REQUIRED WORK → Images do not belong in the copy. Retype all the entries below exactly.

╭─ RECORDED DATA

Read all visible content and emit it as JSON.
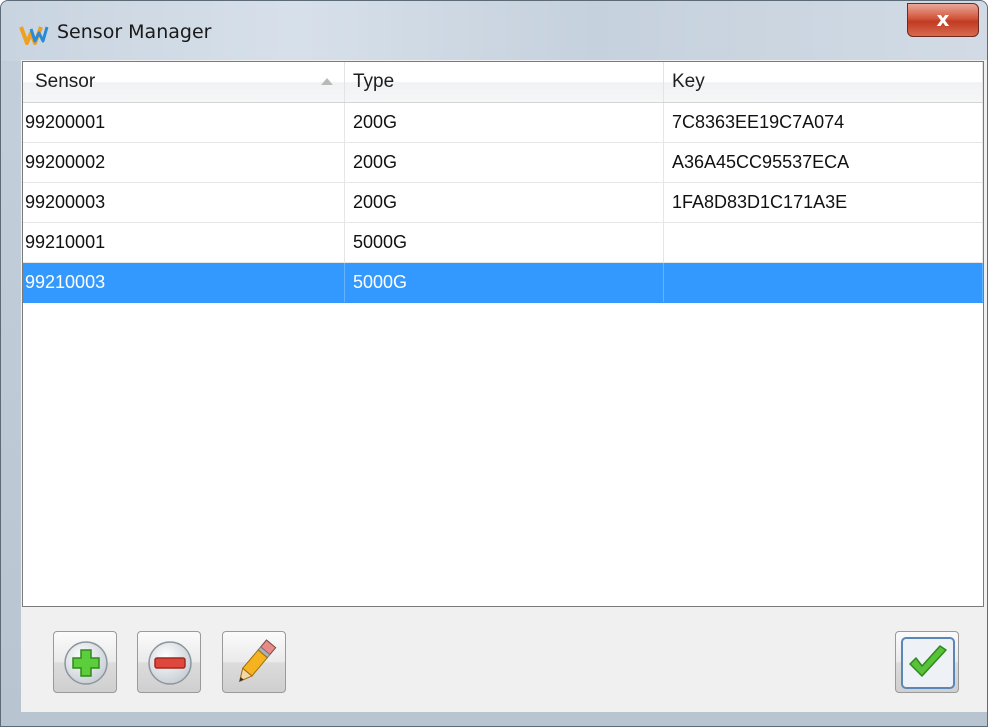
{
  "window": {
    "title": "Sensor Manager",
    "close_label": "x",
    "icon": "app-logo-icon"
  },
  "table": {
    "columns": [
      "Sensor",
      "Type",
      "Key"
    ],
    "sort_column": "Sensor",
    "sort_direction": "ascending",
    "rows": [
      {
        "sensor": "99200001",
        "type": "200G",
        "key": "7C8363EE19C7A074"
      },
      {
        "sensor": "99200002",
        "type": "200G",
        "key": "A36A45CC95537ECA"
      },
      {
        "sensor": "99200003",
        "type": "200G",
        "key": "1FA8D83D1C171A3E"
      },
      {
        "sensor": "99210001",
        "type": "5000G",
        "key": ""
      },
      {
        "sensor": "99210003",
        "type": "5000G",
        "key": ""
      }
    ],
    "selected_row_index": 4,
    "selection_color": "#3399ff"
  },
  "toolbar": {
    "buttons": [
      {
        "name": "add-button",
        "icon": "plus-icon"
      },
      {
        "name": "remove-button",
        "icon": "minus-icon"
      },
      {
        "name": "edit-button",
        "icon": "pencil-icon"
      },
      {
        "name": "ok-button",
        "icon": "checkmark-icon"
      }
    ]
  }
}
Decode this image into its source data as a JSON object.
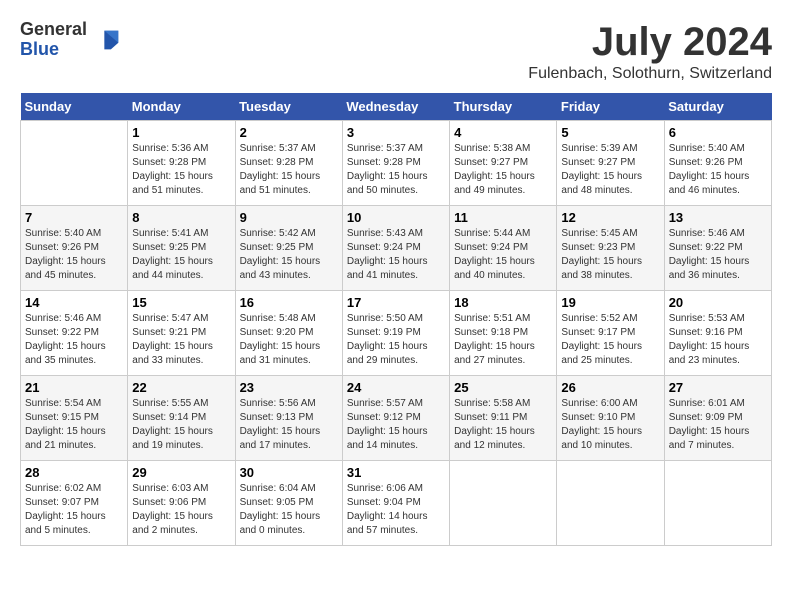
{
  "header": {
    "logo_general": "General",
    "logo_blue": "Blue",
    "month_title": "July 2024",
    "location": "Fulenbach, Solothurn, Switzerland"
  },
  "weekdays": [
    "Sunday",
    "Monday",
    "Tuesday",
    "Wednesday",
    "Thursday",
    "Friday",
    "Saturday"
  ],
  "weeks": [
    [
      {
        "day": "",
        "info": ""
      },
      {
        "day": "1",
        "info": "Sunrise: 5:36 AM\nSunset: 9:28 PM\nDaylight: 15 hours\nand 51 minutes."
      },
      {
        "day": "2",
        "info": "Sunrise: 5:37 AM\nSunset: 9:28 PM\nDaylight: 15 hours\nand 51 minutes."
      },
      {
        "day": "3",
        "info": "Sunrise: 5:37 AM\nSunset: 9:28 PM\nDaylight: 15 hours\nand 50 minutes."
      },
      {
        "day": "4",
        "info": "Sunrise: 5:38 AM\nSunset: 9:27 PM\nDaylight: 15 hours\nand 49 minutes."
      },
      {
        "day": "5",
        "info": "Sunrise: 5:39 AM\nSunset: 9:27 PM\nDaylight: 15 hours\nand 48 minutes."
      },
      {
        "day": "6",
        "info": "Sunrise: 5:40 AM\nSunset: 9:26 PM\nDaylight: 15 hours\nand 46 minutes."
      }
    ],
    [
      {
        "day": "7",
        "info": "Sunrise: 5:40 AM\nSunset: 9:26 PM\nDaylight: 15 hours\nand 45 minutes."
      },
      {
        "day": "8",
        "info": "Sunrise: 5:41 AM\nSunset: 9:25 PM\nDaylight: 15 hours\nand 44 minutes."
      },
      {
        "day": "9",
        "info": "Sunrise: 5:42 AM\nSunset: 9:25 PM\nDaylight: 15 hours\nand 43 minutes."
      },
      {
        "day": "10",
        "info": "Sunrise: 5:43 AM\nSunset: 9:24 PM\nDaylight: 15 hours\nand 41 minutes."
      },
      {
        "day": "11",
        "info": "Sunrise: 5:44 AM\nSunset: 9:24 PM\nDaylight: 15 hours\nand 40 minutes."
      },
      {
        "day": "12",
        "info": "Sunrise: 5:45 AM\nSunset: 9:23 PM\nDaylight: 15 hours\nand 38 minutes."
      },
      {
        "day": "13",
        "info": "Sunrise: 5:46 AM\nSunset: 9:22 PM\nDaylight: 15 hours\nand 36 minutes."
      }
    ],
    [
      {
        "day": "14",
        "info": "Sunrise: 5:46 AM\nSunset: 9:22 PM\nDaylight: 15 hours\nand 35 minutes."
      },
      {
        "day": "15",
        "info": "Sunrise: 5:47 AM\nSunset: 9:21 PM\nDaylight: 15 hours\nand 33 minutes."
      },
      {
        "day": "16",
        "info": "Sunrise: 5:48 AM\nSunset: 9:20 PM\nDaylight: 15 hours\nand 31 minutes."
      },
      {
        "day": "17",
        "info": "Sunrise: 5:50 AM\nSunset: 9:19 PM\nDaylight: 15 hours\nand 29 minutes."
      },
      {
        "day": "18",
        "info": "Sunrise: 5:51 AM\nSunset: 9:18 PM\nDaylight: 15 hours\nand 27 minutes."
      },
      {
        "day": "19",
        "info": "Sunrise: 5:52 AM\nSunset: 9:17 PM\nDaylight: 15 hours\nand 25 minutes."
      },
      {
        "day": "20",
        "info": "Sunrise: 5:53 AM\nSunset: 9:16 PM\nDaylight: 15 hours\nand 23 minutes."
      }
    ],
    [
      {
        "day": "21",
        "info": "Sunrise: 5:54 AM\nSunset: 9:15 PM\nDaylight: 15 hours\nand 21 minutes."
      },
      {
        "day": "22",
        "info": "Sunrise: 5:55 AM\nSunset: 9:14 PM\nDaylight: 15 hours\nand 19 minutes."
      },
      {
        "day": "23",
        "info": "Sunrise: 5:56 AM\nSunset: 9:13 PM\nDaylight: 15 hours\nand 17 minutes."
      },
      {
        "day": "24",
        "info": "Sunrise: 5:57 AM\nSunset: 9:12 PM\nDaylight: 15 hours\nand 14 minutes."
      },
      {
        "day": "25",
        "info": "Sunrise: 5:58 AM\nSunset: 9:11 PM\nDaylight: 15 hours\nand 12 minutes."
      },
      {
        "day": "26",
        "info": "Sunrise: 6:00 AM\nSunset: 9:10 PM\nDaylight: 15 hours\nand 10 minutes."
      },
      {
        "day": "27",
        "info": "Sunrise: 6:01 AM\nSunset: 9:09 PM\nDaylight: 15 hours\nand 7 minutes."
      }
    ],
    [
      {
        "day": "28",
        "info": "Sunrise: 6:02 AM\nSunset: 9:07 PM\nDaylight: 15 hours\nand 5 minutes."
      },
      {
        "day": "29",
        "info": "Sunrise: 6:03 AM\nSunset: 9:06 PM\nDaylight: 15 hours\nand 2 minutes."
      },
      {
        "day": "30",
        "info": "Sunrise: 6:04 AM\nSunset: 9:05 PM\nDaylight: 15 hours\nand 0 minutes."
      },
      {
        "day": "31",
        "info": "Sunrise: 6:06 AM\nSunset: 9:04 PM\nDaylight: 14 hours\nand 57 minutes."
      },
      {
        "day": "",
        "info": ""
      },
      {
        "day": "",
        "info": ""
      },
      {
        "day": "",
        "info": ""
      }
    ]
  ]
}
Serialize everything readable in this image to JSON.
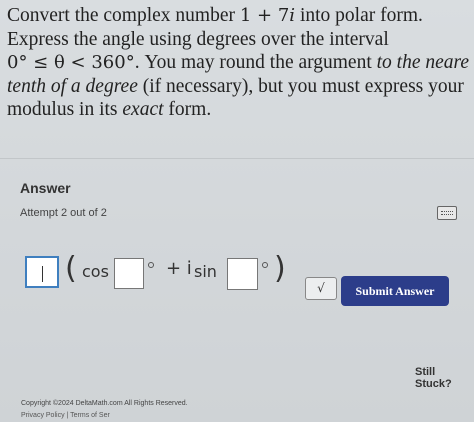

╰─

COMPLETED TASK →
Read all visible content and emit it as JSON.
{
  "window": {
    "title": "Sensor Manager",
    "close_label": "x",
    "icon": "app-logo-icon"
  },
  "table": {
    "columns": [
      "Sensor",
      "Type",
      "Key"
    ],
    "sort_column": "Sensor",
    "sort_direction": "ascending",
    "rows": [
      {
        "sensor": "99200001",
        "type": "200G",
        "key": "7C8363EE19C7A074"
      },
      {
        "sensor": "99200002",
        "type": "200G",
        "key": "A36A45CC95537ECA"
      },
      {
        "sensor": "99200003",
        "type": "200G",
        "key": "1FA8D83D1C171A3E"
      },
      {
        "sensor": "99210001",
        "type": "5000G",
        "key": ""
      },
      {
        "sensor": "99210003",
        "type": "5000G",
        "key": ""
      }
    ],
    "selected_row_index": 4,
    "selection_color": "#3399ff"
  },
  "toolbar": {
    "buttons": [
      {
        "name": "add-button",
        "icon": "plus-icon"
      },
      {
        "name": "remove-button",
        "icon": "minus-icon"
      },
      {
        "name": "edit-button",
        "icon": "pencil-icon"
      },
      {
        "name": "ok-button",
        "icon": "checkmark-icon"
      }
    ]
  }
}
Decode this image into its source data as a JSON object.
{
  "header": {
    "logo_general": "General",
    "logo_blue": "Blue",
    "month_title": "July 2024",
    "location": "Fulenbach, Solothurn, Switzerland"
  },
  "weekdays": [
    "Sunday",
    "Monday",
    "Tuesday",
    "Wednesday",
    "Thursday",
    "Friday",
    "Saturday"
  ],
  "weeks": [
    [
      {
        "day": "",
        "info": ""
      },
      {
        "day": "1",
        "info": "Sunrise: 5:36 AM\nSunset: 9:28 PM\nDaylight: 15 hours\nand 51 minutes."
      },
      {
        "day": "2",
        "info": "Sunrise: 5:37 AM\nSunset: 9:28 PM\nDaylight: 15 hours\nand 51 minutes."
      },
      {
        "day": "3",
        "info": "Sunrise: 5:37 AM\nSunset: 9:28 PM\nDaylight: 15 hours\nand 50 minutes."
      },
      {
        "day": "4",
        "info": "Sunrise: 5:38 AM\nSunset: 9:27 PM\nDaylight: 15 hours\nand 49 minutes."
      },
      {
        "day": "5",
        "info": "Sunrise: 5:39 AM\nSunset: 9:27 PM\nDaylight: 15 hours\nand 48 minutes."
      },
      {
        "day": "6",
        "info": "Sunrise: 5:40 AM\nSunset: 9:26 PM\nDaylight: 15 hours\nand 46 minutes."
      }
    ],
    [
      {
        "day": "7",
        "info": "Sunrise: 5:40 AM\nSunset: 9:26 PM\nDaylight: 15 hours\nand 45 minutes."
      },
      {
        "day": "8",
        "info": "Sunrise: 5:41 AM\nSunset: 9:25 PM\nDaylight: 15 hours\nand 44 minutes."
      },
      {
        "day": "9",
        "info": "Sunrise: 5:42 AM\nSunset: 9:25 PM\nDaylight: 15 hours\nand 43 minutes."
      },
      {
        "day": "10",
        "info": "Sunrise: 5:43 AM\nSunset: 9:24 PM\nDaylight: 15 hours\nand 41 minutes."
      },
      {
        "day": "11",
        "info": "Sunrise: 5:44 AM\nSunset: 9:24 PM\nDaylight: 15 hours\nand 40 minutes."
      },
      {
        "day": "12",
        "info": "Sunrise: 5:45 AM\nSunset: 9:23 PM\nDaylight: 15 hours\nand 38 minutes."
      },
      {
        "day": "13",
        "info": "Sunrise: 5:46 AM\nSunset: 9:22 PM\nDaylight: 15 hours\nand 36 minutes."
      }
    ],
    [
      {
        "day": "14",
        "info": "Sunrise: 5:46 AM\nSunset: 9:22 PM\nDaylight: 15 hours\nand 35 minutes."
      },
      {
        "day": "15",
        "info": "Sunrise: 5:47 AM\nSunset: 9:21 PM\nDaylight: 15 hours\nand 33 minutes."
      },
      {
        "day": "16",
        "info": "Sunrise: 5:48 AM\nSunset: 9:20 PM\nDaylight: 15 hours\nand 31 minutes."
      },
      {
        "day": "17",
        "info": "Sunrise: 5:50 AM\nSunset: 9:19 PM\nDaylight: 15 hours\nand 29 minutes."
      },
      {
        "day": "18",
        "info": "Sunrise: 5:51 AM\nSunset: 9:18 PM\nDaylight: 15 hours\nand 27 minutes."
      },
      {
        "day": "19",
        "info": "Sunrise: 5:52 AM\nSunset: 9:17 PM\nDaylight: 15 hours\nand 25 minutes."
      },
      {
        "day": "20",
        "info": "Sunrise: 5:53 AM\nSunset: 9:16 PM\nDaylight: 15 hours\nand 23 minutes."
      }
    ],
    [
      {
        "day": "21",
        "info": "Sunrise: 5:54 AM\nSunset: 9:15 PM\nDaylight: 15 hours\nand 21 minutes."
      },
      {
        "day": "22",
        "info": "Sunrise: 5:55 AM\nSunset: 9:14 PM\nDaylight: 15 hours\nand 19 minutes."
      },
      {
        "day": "23",
        "info": "Sunrise: 5:56 AM\nSunset: 9:13 PM\nDaylight: 15 hours\nand 17 minutes."
      },
      {
        "day": "24",
        "info": "Sunrise: 5:57 AM\nSunset: 9:12 PM\nDaylight: 15 hours\nand 14 minutes."
      },
      {
        "day": "25",
        "info": "Sunrise: 5:58 AM\nSunset: 9:11 PM\nDaylight: 15 hours\nand 12 minutes."
      },
      {
        "day": "26",
        "info": "Sunrise: 6:00 AM\nSunset: 9:10 PM\nDaylight: 15 hours\nand 10 minutes."
      },
      {
        "day": "27",
        "info": "Sunrise: 6:01 AM\nSunset: 9:09 PM\nDaylight: 15 hours\nand 7 minutes."
      }
    ],
    [
      {
        "day": "28",
        "info": "Sunrise: 6:02 AM\nSunset: 9:07 PM\nDaylight: 15 hours\nand 5 minutes."
      },
      {
        "day": "29",
        "info": "Sunrise: 6:03 AM\nSunset: 9:06 PM\nDaylight: 15 hours\nand 2 minutes."
      },
      {
        "day": "30",
        "info": "Sunrise: 6:04 AM\nSunset: 9:05 PM\nDaylight: 15 hours\nand 0 minutes."
      },
      {
        "day": "31",
        "info": "Sunrise: 6:06 AM\nSunset: 9:04 PM\nDaylight: 14 hours\nand 57 minutes."
      },
      {
        "day": "",
        "info": ""
      },
      {
        "day": "",
        "info": ""
      },
      {
        "day": "",
        "info": ""
      }
    ]
  ]
}
Serialize everything readable in this image to JSON.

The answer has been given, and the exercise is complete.